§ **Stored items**
•••••

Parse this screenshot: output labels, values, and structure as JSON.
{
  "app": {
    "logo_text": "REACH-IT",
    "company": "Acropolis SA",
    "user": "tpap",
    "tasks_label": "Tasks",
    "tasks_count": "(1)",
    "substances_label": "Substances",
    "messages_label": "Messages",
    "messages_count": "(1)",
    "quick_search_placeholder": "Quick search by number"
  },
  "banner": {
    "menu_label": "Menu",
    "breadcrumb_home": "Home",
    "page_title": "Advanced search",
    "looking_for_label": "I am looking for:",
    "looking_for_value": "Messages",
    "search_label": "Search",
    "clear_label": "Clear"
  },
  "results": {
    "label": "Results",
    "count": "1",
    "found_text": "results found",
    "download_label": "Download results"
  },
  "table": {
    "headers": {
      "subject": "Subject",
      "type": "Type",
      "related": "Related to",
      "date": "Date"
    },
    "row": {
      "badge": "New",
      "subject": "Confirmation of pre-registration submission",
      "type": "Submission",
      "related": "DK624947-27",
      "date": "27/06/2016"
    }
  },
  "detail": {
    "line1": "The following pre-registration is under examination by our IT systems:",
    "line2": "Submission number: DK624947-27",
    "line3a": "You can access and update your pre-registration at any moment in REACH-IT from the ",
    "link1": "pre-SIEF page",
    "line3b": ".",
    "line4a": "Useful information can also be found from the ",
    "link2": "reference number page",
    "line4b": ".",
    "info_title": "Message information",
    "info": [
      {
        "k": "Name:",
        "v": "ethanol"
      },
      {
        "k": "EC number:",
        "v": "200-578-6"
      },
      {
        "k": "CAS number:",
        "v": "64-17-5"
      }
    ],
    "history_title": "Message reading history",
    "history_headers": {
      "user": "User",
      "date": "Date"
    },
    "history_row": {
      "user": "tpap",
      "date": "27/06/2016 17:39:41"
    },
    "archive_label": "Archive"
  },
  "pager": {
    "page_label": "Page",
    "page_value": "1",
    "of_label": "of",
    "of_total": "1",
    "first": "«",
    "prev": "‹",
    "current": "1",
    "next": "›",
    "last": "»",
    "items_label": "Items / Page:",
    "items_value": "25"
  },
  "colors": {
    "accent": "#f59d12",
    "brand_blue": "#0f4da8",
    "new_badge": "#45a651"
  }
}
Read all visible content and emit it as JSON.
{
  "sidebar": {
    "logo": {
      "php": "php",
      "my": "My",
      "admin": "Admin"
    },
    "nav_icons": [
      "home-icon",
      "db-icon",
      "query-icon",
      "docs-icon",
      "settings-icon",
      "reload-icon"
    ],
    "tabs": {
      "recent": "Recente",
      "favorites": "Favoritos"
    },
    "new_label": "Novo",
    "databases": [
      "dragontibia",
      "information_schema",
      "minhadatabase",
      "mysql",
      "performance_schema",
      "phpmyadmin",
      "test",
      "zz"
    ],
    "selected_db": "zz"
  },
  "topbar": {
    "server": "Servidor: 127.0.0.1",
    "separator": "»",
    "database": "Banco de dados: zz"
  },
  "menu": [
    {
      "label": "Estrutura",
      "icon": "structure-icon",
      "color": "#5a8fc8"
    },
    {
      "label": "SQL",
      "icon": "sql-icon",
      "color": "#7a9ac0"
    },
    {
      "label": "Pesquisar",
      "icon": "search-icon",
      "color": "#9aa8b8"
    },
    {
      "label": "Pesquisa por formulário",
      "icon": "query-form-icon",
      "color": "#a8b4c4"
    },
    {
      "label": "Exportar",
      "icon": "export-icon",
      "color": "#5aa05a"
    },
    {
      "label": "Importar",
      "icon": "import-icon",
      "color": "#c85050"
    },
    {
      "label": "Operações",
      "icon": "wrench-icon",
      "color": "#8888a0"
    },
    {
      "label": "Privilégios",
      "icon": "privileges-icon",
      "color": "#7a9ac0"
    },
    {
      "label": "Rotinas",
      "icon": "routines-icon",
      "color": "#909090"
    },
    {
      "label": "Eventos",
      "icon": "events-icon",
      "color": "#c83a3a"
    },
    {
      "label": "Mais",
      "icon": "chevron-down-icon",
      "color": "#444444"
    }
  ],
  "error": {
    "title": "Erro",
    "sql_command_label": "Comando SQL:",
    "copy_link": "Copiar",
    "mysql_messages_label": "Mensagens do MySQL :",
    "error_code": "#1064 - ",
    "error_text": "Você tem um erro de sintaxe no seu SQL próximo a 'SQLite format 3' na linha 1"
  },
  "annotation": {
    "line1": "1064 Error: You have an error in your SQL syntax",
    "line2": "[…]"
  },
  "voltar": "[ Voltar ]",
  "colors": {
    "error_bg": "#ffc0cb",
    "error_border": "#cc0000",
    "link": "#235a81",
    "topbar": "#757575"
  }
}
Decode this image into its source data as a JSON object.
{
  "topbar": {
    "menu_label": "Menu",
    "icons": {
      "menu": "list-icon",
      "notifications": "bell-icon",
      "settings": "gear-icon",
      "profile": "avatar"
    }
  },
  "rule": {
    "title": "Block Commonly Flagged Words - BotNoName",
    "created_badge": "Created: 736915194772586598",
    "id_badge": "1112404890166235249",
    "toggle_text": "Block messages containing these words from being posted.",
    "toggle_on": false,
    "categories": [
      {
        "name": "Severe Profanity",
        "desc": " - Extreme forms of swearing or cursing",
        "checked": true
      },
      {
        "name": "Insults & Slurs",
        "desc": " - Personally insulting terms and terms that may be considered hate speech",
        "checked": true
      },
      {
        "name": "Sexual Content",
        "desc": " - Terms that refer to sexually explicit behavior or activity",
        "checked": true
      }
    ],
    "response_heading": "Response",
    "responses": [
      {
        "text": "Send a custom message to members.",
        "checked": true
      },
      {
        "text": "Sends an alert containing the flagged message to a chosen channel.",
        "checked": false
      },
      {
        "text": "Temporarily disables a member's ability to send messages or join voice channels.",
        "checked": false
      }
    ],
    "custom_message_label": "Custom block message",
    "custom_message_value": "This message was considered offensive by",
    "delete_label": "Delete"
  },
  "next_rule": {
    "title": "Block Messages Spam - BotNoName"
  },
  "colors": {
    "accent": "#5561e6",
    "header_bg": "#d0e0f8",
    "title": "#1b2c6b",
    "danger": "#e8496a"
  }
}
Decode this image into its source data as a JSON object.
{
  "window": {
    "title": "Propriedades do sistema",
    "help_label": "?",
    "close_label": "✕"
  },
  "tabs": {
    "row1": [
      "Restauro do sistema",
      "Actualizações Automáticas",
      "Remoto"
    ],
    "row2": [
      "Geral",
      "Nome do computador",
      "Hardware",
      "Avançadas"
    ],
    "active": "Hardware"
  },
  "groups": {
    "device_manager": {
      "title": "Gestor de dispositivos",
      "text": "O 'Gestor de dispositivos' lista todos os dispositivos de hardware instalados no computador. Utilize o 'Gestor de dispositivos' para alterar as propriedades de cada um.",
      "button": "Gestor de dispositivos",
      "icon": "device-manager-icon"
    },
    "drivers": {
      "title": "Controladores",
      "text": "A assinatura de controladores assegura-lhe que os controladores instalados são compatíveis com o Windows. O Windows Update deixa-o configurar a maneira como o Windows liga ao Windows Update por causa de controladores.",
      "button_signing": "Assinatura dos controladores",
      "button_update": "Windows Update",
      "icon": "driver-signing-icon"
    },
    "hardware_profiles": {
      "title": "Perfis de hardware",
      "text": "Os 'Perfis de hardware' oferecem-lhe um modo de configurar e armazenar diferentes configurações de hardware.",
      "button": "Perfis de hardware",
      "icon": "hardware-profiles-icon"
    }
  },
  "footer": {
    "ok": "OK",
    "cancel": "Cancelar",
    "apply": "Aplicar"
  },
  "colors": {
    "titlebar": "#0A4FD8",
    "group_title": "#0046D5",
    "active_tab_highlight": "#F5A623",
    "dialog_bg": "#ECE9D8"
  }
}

•••••

§ **WORK TO DO**
The records above should all be quoted exactly, please.

§ **RESPONSE FOR THIS EXERCISE**
Parse this screenshot: output labels, values, and structure as JSON.
{
  "app": {
    "logo_text": "REACH-IT",
    "company": "Acropolis SA",
    "user": "tpap",
    "tasks_label": "Tasks",
    "tasks_count": "(1)",
    "substances_label": "Substances",
    "messages_label": "Messages",
    "messages_count": "(1)",
    "quick_search_placeholder": "Quick search by number"
  },
  "banner": {
    "menu_label": "Menu",
    "breadcrumb_home": "Home",
    "page_title": "Advanced search",
    "looking_for_label": "I am looking for:",
    "looking_for_value": "Messages",
    "search_label": "Search",
    "clear_label": "Clear"
  },
  "results": {
    "label": "Results",
    "count": "1",
    "found_text": "results found",
    "download_label": "Download results"
  },
  "table": {
    "headers": {
      "subject": "Subject",
      "type": "Type",
      "related": "Related to",
      "date": "Date"
    },
    "row": {
      "badge": "New",
      "subject": "Confirmation of pre-registration submission",
      "type": "Submission",
      "related": "DK624947-27",
      "date": "27/06/2016"
    }
  },
  "detail": {
    "line1": "The following pre-registration is under examination by our IT systems:",
    "line2": "Submission number: DK624947-27",
    "line3a": "You can access and update your pre-registration at any moment in REACH-IT from the ",
    "link1": "pre-SIEF page",
    "line3b": ".",
    "line4a": "Useful information can also be found from the ",
    "link2": "reference number page",
    "line4b": ".",
    "info_title": "Message information",
    "info": [
      {
        "k": "Name:",
        "v": "ethanol"
      },
      {
        "k": "EC number:",
        "v": "200-578-6"
      },
      {
        "k": "CAS number:",
        "v": "64-17-5"
      }
    ],
    "history_title": "Message reading history",
    "history_headers": {
      "user": "User",
      "date": "Date"
    },
    "history_row": {
      "user": "tpap",
      "date": "27/06/2016 17:39:41"
    },
    "archive_label": "Archive"
  },
  "pager": {
    "page_label": "Page",
    "page_value": "1",
    "of_label": "of",
    "of_total": "1",
    "first": "«",
    "prev": "‹",
    "current": "1",
    "next": "›",
    "last": "»",
    "items_label": "Items / Page:",
    "items_value": "25"
  },
  "colors": {
    "accent": "#f59d12",
    "brand_blue": "#0f4da8",
    "new_badge": "#45a651"
  }
}
Read all visible content and emit it as JSON.
{
  "sidebar": {
    "logo": {
      "php": "php",
      "my": "My",
      "admin": "Admin"
    },
    "nav_icons": [
      "home-icon",
      "db-icon",
      "query-icon",
      "docs-icon",
      "settings-icon",
      "reload-icon"
    ],
    "tabs": {
      "recent": "Recente",
      "favorites": "Favoritos"
    },
    "new_label": "Novo",
    "databases": [
      "dragontibia",
      "information_schema",
      "minhadatabase",
      "mysql",
      "performance_schema",
      "phpmyadmin",
      "test",
      "zz"
    ],
    "selected_db": "zz"
  },
  "topbar": {
    "server": "Servidor: 127.0.0.1",
    "separator": "»",
    "database": "Banco de dados: zz"
  },
  "menu": [
    {
      "label": "Estrutura",
      "icon": "structure-icon",
      "color": "#5a8fc8"
    },
    {
      "label": "SQL",
      "icon": "sql-icon",
      "color": "#7a9ac0"
    },
    {
      "label": "Pesquisar",
      "icon": "search-icon",
      "color": "#9aa8b8"
    },
    {
      "label": "Pesquisa por formulário",
      "icon": "query-form-icon",
      "color": "#a8b4c4"
    },
    {
      "label": "Exportar",
      "icon": "export-icon",
      "color": "#5aa05a"
    },
    {
      "label": "Importar",
      "icon": "import-icon",
      "color": "#c85050"
    },
    {
      "label": "Operações",
      "icon": "wrench-icon",
      "color": "#8888a0"
    },
    {
      "label": "Privilégios",
      "icon": "privileges-icon",
      "color": "#7a9ac0"
    },
    {
      "label": "Rotinas",
      "icon": "routines-icon",
      "color": "#909090"
    },
    {
      "label": "Eventos",
      "icon": "events-icon",
      "color": "#c83a3a"
    },
    {
      "label": "Mais",
      "icon": "chevron-down-icon",
      "color": "#444444"
    }
  ],
  "error": {
    "title": "Erro",
    "sql_command_label": "Comando SQL:",
    "copy_link": "Copiar",
    "mysql_messages_label": "Mensagens do MySQL :",
    "error_code": "#1064 - ",
    "error_text": "Você tem um erro de sintaxe no seu SQL próximo a 'SQLite format 3' na linha 1"
  },
  "annotation": {
    "line1": "1064 Error: You have an error in your SQL syntax",
    "line2": "[…]"
  },
  "voltar": "[ Voltar ]",
  "colors": {
    "error_bg": "#ffc0cb",
    "error_border": "#cc0000",
    "link": "#235a81",
    "topbar": "#757575"
  }
}
Decode this image into its source data as a JSON object.
{
  "topbar": {
    "menu_label": "Menu",
    "icons": {
      "menu": "list-icon",
      "notifications": "bell-icon",
      "settings": "gear-icon",
      "profile": "avatar"
    }
  },
  "rule": {
    "title": "Block Commonly Flagged Words - BotNoName",
    "created_badge": "Created: 736915194772586598",
    "id_badge": "1112404890166235249",
    "toggle_text": "Block messages containing these words from being posted.",
    "toggle_on": false,
    "categories": [
      {
        "name": "Severe Profanity",
        "desc": " - Extreme forms of swearing or cursing",
        "checked": true
      },
      {
        "name": "Insults & Slurs",
        "desc": " - Personally insulting terms and terms that may be considered hate speech",
        "checked": true
      },
      {
        "name": "Sexual Content",
        "desc": " - Terms that refer to sexually explicit behavior or activity",
        "checked": true
      }
    ],
    "response_heading": "Response",
    "responses": [
      {
        "text": "Send a custom message to members.",
        "checked": true
      },
      {
        "text": "Sends an alert containing the flagged message to a chosen channel.",
        "checked": false
      },
      {
        "text": "Temporarily disables a member's ability to send messages or join voice channels.",
        "checked": false
      }
    ],
    "custom_message_label": "Custom block message",
    "custom_message_value": "This message was considered offensive by",
    "delete_label": "Delete"
  },
  "next_rule": {
    "title": "Block Messages Spam - BotNoName"
  },
  "colors": {
    "accent": "#5561e6",
    "header_bg": "#d0e0f8",
    "title": "#1b2c6b",
    "danger": "#e8496a"
  }
}
Decode this image into its source data as a JSON object.
{
  "window": {
    "title": "Propriedades do sistema",
    "help_label": "?",
    "close_label": "✕"
  },
  "tabs": {
    "row1": [
      "Restauro do sistema",
      "Actualizações Automáticas",
      "Remoto"
    ],
    "row2": [
      "Geral",
      "Nome do computador",
      "Hardware",
      "Avançadas"
    ],
    "active": "Hardware"
  },
  "groups": {
    "device_manager": {
      "title": "Gestor de dispositivos",
      "text": "O 'Gestor de dispositivos' lista todos os dispositivos de hardware instalados no computador. Utilize o 'Gestor de dispositivos' para alterar as propriedades de cada um.",
      "button": "Gestor de dispositivos",
      "icon": "device-manager-icon"
    },
    "drivers": {
      "title": "Controladores",
      "text": "A assinatura de controladores assegura-lhe que os controladores instalados são compatíveis com o Windows. O Windows Update deixa-o configurar a maneira como o Windows liga ao Windows Update por causa de controladores.",
      "button_signing": "Assinatura dos controladores",
      "button_update": "Windows Update",
      "icon": "driver-signing-icon"
    },
    "hardware_profiles": {
      "title": "Perfis de hardware",
      "text": "Os 'Perfis de hardware' oferecem-lhe um modo de configurar e armazenar diferentes configurações de hardware.",
      "button": "Perfis de hardware",
      "icon": "hardware-profiles-icon"
    }
  },
  "footer": {
    "ok": "OK",
    "cancel": "Cancelar",
    "apply": "Aplicar"
  },
  "colors": {
    "titlebar": "#0A4FD8",
    "group_title": "#0046D5",
    "active_tab_highlight": "#F5A623",
    "dialog_bg": "#ECE9D8"
  }
}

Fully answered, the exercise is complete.